Saved entries
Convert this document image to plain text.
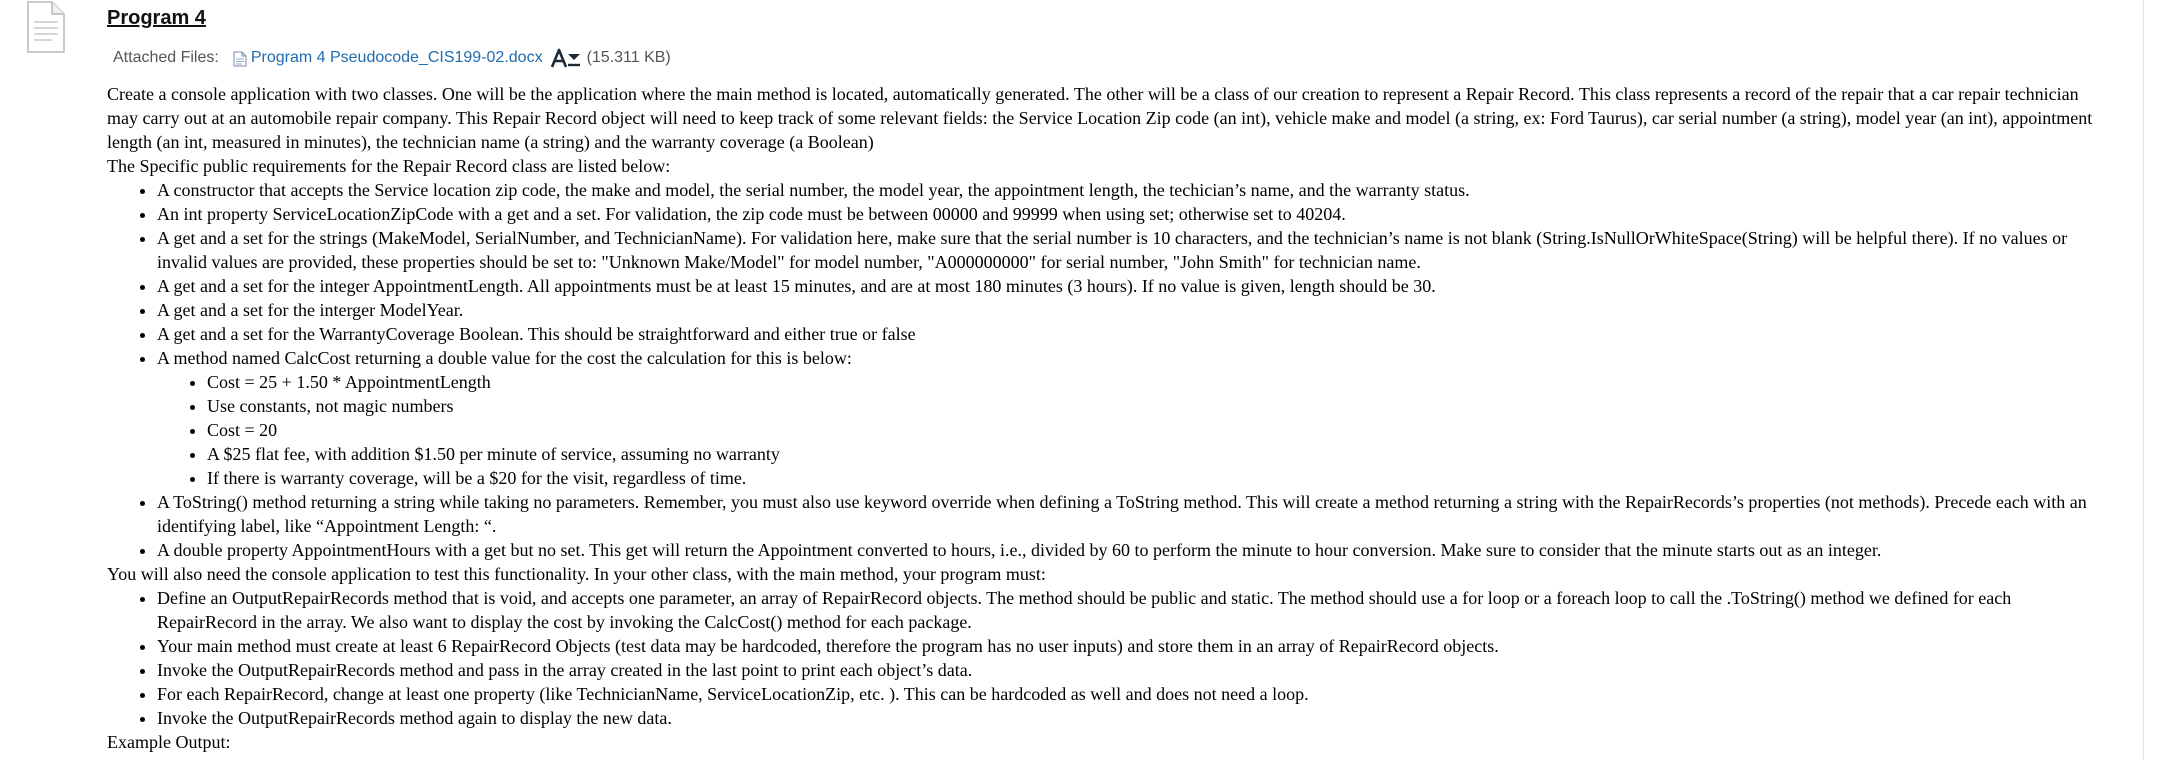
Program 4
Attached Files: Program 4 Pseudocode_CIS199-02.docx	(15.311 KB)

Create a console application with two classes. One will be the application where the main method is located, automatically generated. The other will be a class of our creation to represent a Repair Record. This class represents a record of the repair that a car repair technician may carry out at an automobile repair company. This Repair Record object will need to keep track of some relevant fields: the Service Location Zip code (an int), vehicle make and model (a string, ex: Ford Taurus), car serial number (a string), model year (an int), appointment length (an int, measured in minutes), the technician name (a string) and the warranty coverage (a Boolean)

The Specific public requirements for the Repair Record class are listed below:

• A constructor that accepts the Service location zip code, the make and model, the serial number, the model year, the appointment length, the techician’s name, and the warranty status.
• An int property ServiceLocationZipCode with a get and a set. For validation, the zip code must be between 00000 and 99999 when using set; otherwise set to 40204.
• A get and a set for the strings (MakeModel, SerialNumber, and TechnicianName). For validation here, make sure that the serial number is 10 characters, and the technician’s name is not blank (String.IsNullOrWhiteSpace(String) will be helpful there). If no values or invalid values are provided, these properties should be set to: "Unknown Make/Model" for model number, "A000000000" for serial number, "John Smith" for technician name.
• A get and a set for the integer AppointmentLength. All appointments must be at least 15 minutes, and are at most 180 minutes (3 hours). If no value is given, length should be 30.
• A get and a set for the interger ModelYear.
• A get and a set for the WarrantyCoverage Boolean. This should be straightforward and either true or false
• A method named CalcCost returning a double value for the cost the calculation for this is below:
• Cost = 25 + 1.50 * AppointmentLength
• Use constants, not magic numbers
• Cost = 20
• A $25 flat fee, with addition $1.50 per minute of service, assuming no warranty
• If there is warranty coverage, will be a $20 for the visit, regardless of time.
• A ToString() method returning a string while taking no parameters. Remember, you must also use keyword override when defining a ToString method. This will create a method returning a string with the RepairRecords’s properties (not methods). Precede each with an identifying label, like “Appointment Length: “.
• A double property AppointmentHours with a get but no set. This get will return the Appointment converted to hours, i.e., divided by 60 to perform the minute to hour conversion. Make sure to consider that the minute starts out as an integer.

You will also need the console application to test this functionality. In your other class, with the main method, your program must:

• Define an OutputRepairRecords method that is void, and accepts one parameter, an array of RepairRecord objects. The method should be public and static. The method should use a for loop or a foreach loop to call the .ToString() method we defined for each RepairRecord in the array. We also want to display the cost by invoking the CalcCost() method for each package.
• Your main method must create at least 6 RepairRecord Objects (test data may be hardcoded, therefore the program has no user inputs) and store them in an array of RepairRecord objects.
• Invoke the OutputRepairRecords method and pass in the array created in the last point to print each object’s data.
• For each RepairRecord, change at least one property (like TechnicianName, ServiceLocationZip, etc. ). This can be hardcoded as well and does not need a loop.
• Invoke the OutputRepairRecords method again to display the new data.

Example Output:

■ Given exercise ■
Copy each line of the records containing the string "integer".

■ Exercise output ■
• A get and a set for the integer AppointmentLength. All appointments must be at least 15 minutes, and are at most 180 minutes (3 hours). If no value is given, length should be 30.
• A double property AppointmentHours with a get but no set. This get will return the Appointment converted to hours, i.e., divided by 60 to perform the minute to hour conversion. Make sure to consider that the minute starts out as an integer.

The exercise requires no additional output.